• _WHAT YOU HAVE TO DO_
Across the listing below, how many lines hold "изделия"? Reply with the number by itself.

• _ENTRIES PROVIDED_
+ + + + +

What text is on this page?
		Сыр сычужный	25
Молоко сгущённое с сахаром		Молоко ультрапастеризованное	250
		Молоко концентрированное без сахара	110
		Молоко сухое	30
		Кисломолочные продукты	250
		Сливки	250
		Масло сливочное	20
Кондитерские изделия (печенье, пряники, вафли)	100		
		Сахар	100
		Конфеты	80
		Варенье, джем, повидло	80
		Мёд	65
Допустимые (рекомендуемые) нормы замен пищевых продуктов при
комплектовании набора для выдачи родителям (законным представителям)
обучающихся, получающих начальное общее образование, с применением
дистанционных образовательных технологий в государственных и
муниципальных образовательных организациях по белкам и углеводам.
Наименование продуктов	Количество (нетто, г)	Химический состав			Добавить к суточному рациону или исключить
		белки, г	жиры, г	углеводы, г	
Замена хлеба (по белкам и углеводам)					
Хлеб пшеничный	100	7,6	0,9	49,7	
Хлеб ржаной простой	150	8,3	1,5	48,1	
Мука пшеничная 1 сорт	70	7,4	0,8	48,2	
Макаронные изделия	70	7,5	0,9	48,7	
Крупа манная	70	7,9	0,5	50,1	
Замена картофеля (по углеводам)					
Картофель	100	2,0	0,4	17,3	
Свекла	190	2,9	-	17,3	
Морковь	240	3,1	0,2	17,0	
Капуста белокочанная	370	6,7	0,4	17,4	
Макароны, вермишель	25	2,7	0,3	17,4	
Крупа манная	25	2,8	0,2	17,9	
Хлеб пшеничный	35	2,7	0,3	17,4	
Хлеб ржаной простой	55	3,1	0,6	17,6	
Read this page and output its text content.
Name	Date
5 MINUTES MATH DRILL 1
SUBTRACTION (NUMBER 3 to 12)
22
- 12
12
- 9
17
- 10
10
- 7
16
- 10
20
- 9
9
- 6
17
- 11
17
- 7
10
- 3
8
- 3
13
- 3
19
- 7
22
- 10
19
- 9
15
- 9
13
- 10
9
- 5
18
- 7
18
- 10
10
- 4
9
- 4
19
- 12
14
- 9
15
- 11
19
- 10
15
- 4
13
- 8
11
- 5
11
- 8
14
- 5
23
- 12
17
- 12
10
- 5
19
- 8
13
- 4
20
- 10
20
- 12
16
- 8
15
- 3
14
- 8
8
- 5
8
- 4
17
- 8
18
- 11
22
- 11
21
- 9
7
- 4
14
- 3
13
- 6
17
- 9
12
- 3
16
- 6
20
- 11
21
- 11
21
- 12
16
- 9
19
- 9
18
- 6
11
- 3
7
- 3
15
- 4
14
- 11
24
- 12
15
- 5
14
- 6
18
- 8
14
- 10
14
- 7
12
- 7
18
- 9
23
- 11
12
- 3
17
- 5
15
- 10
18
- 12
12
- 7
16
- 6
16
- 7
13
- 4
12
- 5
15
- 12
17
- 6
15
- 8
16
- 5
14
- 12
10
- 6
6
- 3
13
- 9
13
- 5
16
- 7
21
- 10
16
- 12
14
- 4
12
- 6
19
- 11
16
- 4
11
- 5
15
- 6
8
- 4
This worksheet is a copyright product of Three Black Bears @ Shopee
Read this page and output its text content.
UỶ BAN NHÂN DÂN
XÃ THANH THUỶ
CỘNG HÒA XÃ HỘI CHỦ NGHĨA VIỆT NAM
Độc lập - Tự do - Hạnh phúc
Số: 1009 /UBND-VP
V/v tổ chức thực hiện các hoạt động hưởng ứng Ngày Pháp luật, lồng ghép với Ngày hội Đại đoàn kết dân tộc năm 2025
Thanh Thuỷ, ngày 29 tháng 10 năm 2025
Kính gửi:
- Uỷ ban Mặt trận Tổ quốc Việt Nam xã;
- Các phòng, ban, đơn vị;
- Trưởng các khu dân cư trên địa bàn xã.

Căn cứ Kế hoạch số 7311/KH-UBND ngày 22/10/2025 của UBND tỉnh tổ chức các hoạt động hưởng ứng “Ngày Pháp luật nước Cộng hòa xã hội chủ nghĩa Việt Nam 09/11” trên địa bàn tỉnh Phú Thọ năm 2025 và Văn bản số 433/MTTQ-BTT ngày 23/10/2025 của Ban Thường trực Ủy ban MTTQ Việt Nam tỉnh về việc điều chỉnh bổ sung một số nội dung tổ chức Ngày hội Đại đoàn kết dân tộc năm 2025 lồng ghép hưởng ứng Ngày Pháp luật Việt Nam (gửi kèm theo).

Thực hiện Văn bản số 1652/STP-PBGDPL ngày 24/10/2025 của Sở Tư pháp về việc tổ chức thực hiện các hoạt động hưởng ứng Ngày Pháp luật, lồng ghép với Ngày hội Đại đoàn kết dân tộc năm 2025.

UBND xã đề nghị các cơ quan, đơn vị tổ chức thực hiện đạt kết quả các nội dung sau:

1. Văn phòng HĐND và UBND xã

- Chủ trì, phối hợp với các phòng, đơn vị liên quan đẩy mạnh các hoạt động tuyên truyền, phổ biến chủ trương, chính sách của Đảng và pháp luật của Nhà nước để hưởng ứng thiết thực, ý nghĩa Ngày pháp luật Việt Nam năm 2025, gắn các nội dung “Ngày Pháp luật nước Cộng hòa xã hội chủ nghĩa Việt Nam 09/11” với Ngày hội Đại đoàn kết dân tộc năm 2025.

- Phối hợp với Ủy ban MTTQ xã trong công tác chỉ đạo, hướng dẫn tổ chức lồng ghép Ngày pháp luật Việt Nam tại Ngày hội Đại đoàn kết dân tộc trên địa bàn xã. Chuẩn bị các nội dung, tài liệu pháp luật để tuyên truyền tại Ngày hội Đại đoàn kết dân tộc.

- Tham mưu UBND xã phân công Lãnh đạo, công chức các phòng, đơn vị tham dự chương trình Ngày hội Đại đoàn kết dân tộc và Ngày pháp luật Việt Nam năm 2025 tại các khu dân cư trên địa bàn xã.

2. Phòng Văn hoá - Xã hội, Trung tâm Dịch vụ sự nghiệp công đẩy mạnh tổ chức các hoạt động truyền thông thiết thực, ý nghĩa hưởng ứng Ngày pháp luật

+ + + + +

• _EXERCISE OUTPUT_
2